___ Recorded information
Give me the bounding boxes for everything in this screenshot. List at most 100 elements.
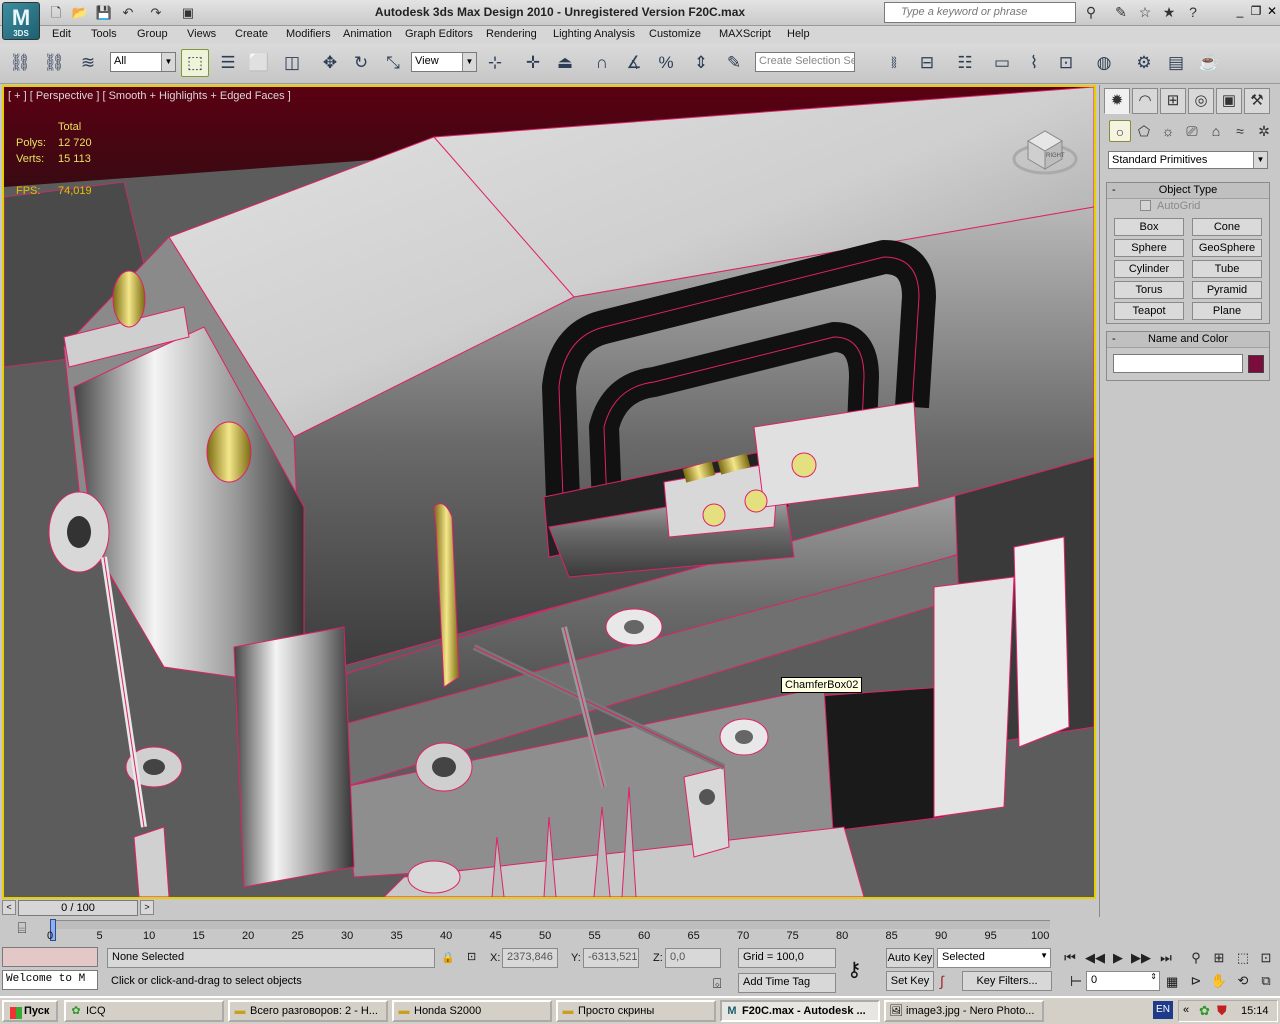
pyramid-button[interactable]: Pyramid bbox=[1192, 281, 1262, 299]
hierarchy-tab-icon[interactable]: ⊞ bbox=[1160, 88, 1186, 114]
motion-tab-icon[interactable]: ◎ bbox=[1188, 88, 1214, 114]
new-file-icon[interactable]: 🗋 bbox=[46, 4, 66, 22]
perspective-viewport[interactable]: [ + ] [ Perspective ] [ Smooth + Highlig… bbox=[2, 85, 1096, 899]
object-color-swatch[interactable] bbox=[1248, 355, 1264, 373]
named-selection-set-input[interactable]: Create Selection Se bbox=[755, 52, 855, 72]
y-coordinate-field[interactable]: -6313,521 bbox=[583, 948, 639, 968]
maximize-viewport-icon[interactable]: ⧉ bbox=[1256, 971, 1276, 991]
minimize-icon[interactable]: _ bbox=[1232, 4, 1248, 20]
antivirus-tray-icon[interactable]: ⛊ bbox=[1217, 1003, 1227, 1019]
zoom-extents-all-icon[interactable]: ⊡ bbox=[1256, 948, 1276, 968]
mirror-icon[interactable]: ⧚ bbox=[880, 49, 908, 77]
pan-view-icon[interactable]: ✋ bbox=[1209, 971, 1229, 991]
restore-icon[interactable]: ❐ bbox=[1248, 4, 1264, 20]
shapes-icon[interactable]: ⬠ bbox=[1133, 120, 1155, 142]
x-coordinate-field[interactable]: 2373,846 bbox=[502, 948, 558, 968]
teapot-button[interactable]: Teapot bbox=[1114, 302, 1184, 320]
select-object-icon[interactable]: ⬚ bbox=[181, 49, 209, 77]
key-mode-dropdown[interactable]: Selected ▼ bbox=[937, 948, 1051, 968]
select-and-manipulate-icon[interactable]: ✛ bbox=[519, 49, 547, 77]
lock-selection-icon[interactable]: 🔒 bbox=[441, 951, 455, 964]
tube-button[interactable]: Tube bbox=[1192, 260, 1262, 278]
select-and-link-icon[interactable]: ⛓ bbox=[6, 49, 34, 77]
set-key-button[interactable]: Set Key bbox=[886, 971, 934, 991]
plane-button[interactable]: Plane bbox=[1192, 302, 1262, 320]
help-icon[interactable]: ? bbox=[1182, 3, 1204, 23]
menu-group[interactable]: Group bbox=[137, 28, 168, 40]
set-keys-key-icon[interactable]: ⚷ bbox=[847, 957, 862, 982]
previous-frame-icon[interactable]: < bbox=[2, 900, 16, 915]
bind-to-space-warp-icon[interactable]: ≋ bbox=[74, 49, 102, 77]
material-editor-icon[interactable]: ◍ bbox=[1090, 49, 1118, 77]
helpers-icon[interactable]: ⌂ bbox=[1205, 120, 1227, 142]
name-and-color-header[interactable]: - Name and Color bbox=[1107, 332, 1269, 348]
binoculars-icon[interactable]: ⚲ bbox=[1080, 3, 1102, 23]
icq-tray-icon[interactable]: ✿ bbox=[1199, 1003, 1210, 1019]
communication-icon[interactable]: ☆ bbox=[1134, 3, 1156, 23]
start-button[interactable]: Пуск bbox=[2, 1000, 58, 1022]
go-to-start-icon[interactable]: ⏮ bbox=[1060, 948, 1080, 968]
select-by-name-icon[interactable]: ☰ bbox=[214, 49, 242, 77]
language-indicator[interactable]: EN bbox=[1153, 1001, 1173, 1019]
align-icon[interactable]: ⊟ bbox=[913, 49, 941, 77]
geosphere-button[interactable]: GeoSphere bbox=[1192, 239, 1262, 257]
z-coordinate-field[interactable]: 0,0 bbox=[665, 948, 721, 968]
select-and-move-icon[interactable]: ✥ bbox=[316, 49, 344, 77]
show-hidden-icons-icon[interactable]: « bbox=[1183, 1004, 1189, 1016]
sphere-button[interactable]: Sphere bbox=[1114, 239, 1184, 257]
create-tab-icon[interactable]: ✹ bbox=[1104, 88, 1130, 114]
task-honda-folder[interactable]: ▬ Honda S2000 bbox=[392, 1000, 552, 1022]
object-name-input[interactable] bbox=[1113, 354, 1243, 373]
maxscript-welcome[interactable]: Welcome to M bbox=[2, 970, 98, 990]
redo-icon[interactable]: ↷ bbox=[146, 4, 166, 22]
torus-button[interactable]: Torus bbox=[1114, 281, 1184, 299]
undo-icon[interactable]: ↶ bbox=[118, 4, 138, 22]
render-setup-icon[interactable]: ⚙ bbox=[1130, 49, 1158, 77]
open-mini-curve-editor-icon[interactable]: ⌸ bbox=[8, 920, 36, 940]
selection-filter-dropdown[interactable]: All ▼ bbox=[110, 52, 176, 72]
snaps-toggle-icon[interactable]: ∩ bbox=[588, 49, 616, 77]
display-tab-icon[interactable]: ▣ bbox=[1216, 88, 1242, 114]
time-slider-thumb[interactable]: 0 / 100 bbox=[18, 900, 138, 916]
save-file-icon[interactable]: 💾 bbox=[94, 4, 114, 22]
open-file-icon[interactable]: 📂 bbox=[70, 4, 90, 22]
task-icq[interactable]: ✿ ICQ bbox=[64, 1000, 224, 1022]
cylinder-button[interactable]: Cylinder bbox=[1114, 260, 1184, 278]
space-warps-icon[interactable]: ≈ bbox=[1229, 120, 1251, 142]
layer-manager-icon[interactable]: ☷ bbox=[951, 49, 979, 77]
maxscript-listener-mini[interactable] bbox=[2, 947, 98, 967]
cone-button[interactable]: Cone bbox=[1192, 218, 1262, 236]
subscription-icon[interactable]: ✎ bbox=[1110, 3, 1132, 23]
geometry-icon[interactable]: ○ bbox=[1109, 120, 1131, 142]
window-crossing-icon[interactable]: ◫ bbox=[278, 49, 306, 77]
menu-tools[interactable]: Tools bbox=[91, 28, 117, 40]
auto-key-button[interactable]: Auto Key bbox=[886, 948, 934, 968]
menu-lighting-analysis[interactable]: Lighting Analysis bbox=[553, 28, 635, 40]
render-production-icon[interactable]: ☕ bbox=[1195, 49, 1223, 77]
keyboard-shortcut-override-icon[interactable]: ⏏ bbox=[551, 49, 579, 77]
percent-snap-icon[interactable]: % bbox=[652, 49, 680, 77]
menu-maxscript[interactable]: MAXScript bbox=[719, 28, 771, 40]
menu-customize[interactable]: Customize bbox=[649, 28, 701, 40]
default-in-out-tangents-icon[interactable]: ∫ bbox=[940, 973, 944, 989]
menu-rendering[interactable]: Rendering bbox=[486, 28, 537, 40]
previous-key-icon[interactable]: ◀◀ bbox=[1085, 948, 1105, 968]
autogrid-checkbox[interactable]: AutoGrid bbox=[1140, 200, 1200, 212]
utilities-tab-icon[interactable]: ⚒ bbox=[1244, 88, 1270, 114]
task-3dsmax[interactable]: M F20C.max - Autodesk ... bbox=[720, 1000, 880, 1022]
schematic-view-icon[interactable]: ⊡ bbox=[1052, 49, 1080, 77]
primitive-category-dropdown[interactable]: Standard Primitives ▼ bbox=[1108, 151, 1268, 169]
time-tag-icon[interactable]: ⌺ bbox=[713, 975, 721, 992]
menu-modifiers[interactable]: Modifiers bbox=[286, 28, 331, 40]
close-icon[interactable]: ✕ bbox=[1264, 4, 1280, 20]
go-to-end-icon[interactable]: ⏭ bbox=[1156, 948, 1176, 968]
select-and-scale-icon[interactable]: ⤡ bbox=[379, 49, 407, 77]
favorites-icon[interactable]: ★ bbox=[1158, 3, 1180, 23]
play-icon[interactable]: ▶ bbox=[1108, 948, 1128, 968]
task-conversations[interactable]: ▬ Всего разговоров: 2 - Н... bbox=[228, 1000, 388, 1022]
field-of-view-icon[interactable]: ⊳ bbox=[1186, 971, 1206, 991]
zoom-icon[interactable]: ⚲ bbox=[1186, 948, 1206, 968]
project-folder-icon[interactable]: ▣ bbox=[178, 4, 198, 22]
zoom-all-icon[interactable]: ⊞ bbox=[1209, 948, 1229, 968]
menu-create[interactable]: Create bbox=[235, 28, 268, 40]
______
### Aim of the task
All lines above containing the string "selection" are to be collected.

### Problem solution
named-selection-set-input[interactable]: Create Selection Se bbox=[755, 52, 855, 72]
lock-selection-icon[interactable]: 🔒 bbox=[441, 951, 455, 964]
selection-filter-dropdown[interactable]: All ▼ bbox=[110, 52, 176, 72]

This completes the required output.